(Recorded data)
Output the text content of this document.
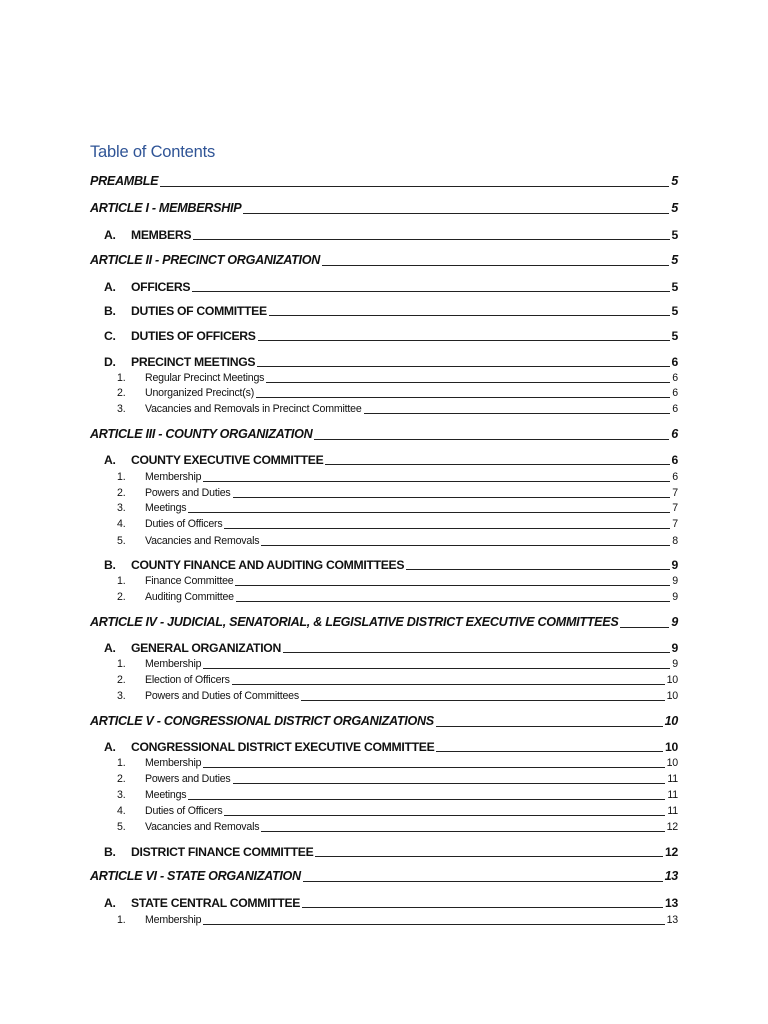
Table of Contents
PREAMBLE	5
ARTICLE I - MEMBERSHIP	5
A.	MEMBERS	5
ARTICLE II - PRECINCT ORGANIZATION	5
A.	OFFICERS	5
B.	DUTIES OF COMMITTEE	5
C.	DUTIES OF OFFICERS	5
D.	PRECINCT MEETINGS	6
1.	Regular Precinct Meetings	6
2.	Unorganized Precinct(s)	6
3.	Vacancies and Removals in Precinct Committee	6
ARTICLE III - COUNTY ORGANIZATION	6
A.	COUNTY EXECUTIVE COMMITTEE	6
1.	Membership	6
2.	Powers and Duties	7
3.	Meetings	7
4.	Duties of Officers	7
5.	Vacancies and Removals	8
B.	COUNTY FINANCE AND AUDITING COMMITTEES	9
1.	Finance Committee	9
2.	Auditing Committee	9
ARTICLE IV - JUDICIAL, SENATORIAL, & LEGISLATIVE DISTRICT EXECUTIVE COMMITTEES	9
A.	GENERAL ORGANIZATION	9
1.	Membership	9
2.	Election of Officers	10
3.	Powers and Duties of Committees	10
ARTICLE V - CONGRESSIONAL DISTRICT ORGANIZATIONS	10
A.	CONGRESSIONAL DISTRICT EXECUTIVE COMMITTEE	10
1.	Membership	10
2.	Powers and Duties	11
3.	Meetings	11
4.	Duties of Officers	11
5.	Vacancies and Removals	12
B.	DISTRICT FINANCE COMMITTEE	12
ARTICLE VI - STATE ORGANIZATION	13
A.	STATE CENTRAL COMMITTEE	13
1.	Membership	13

Your task:
In the material above, find each line that contains the word "Powers", and select it.

Result:
2.	Powers and Duties	7
3.	Powers and Duties of Committees	10
2.	Powers and Duties	11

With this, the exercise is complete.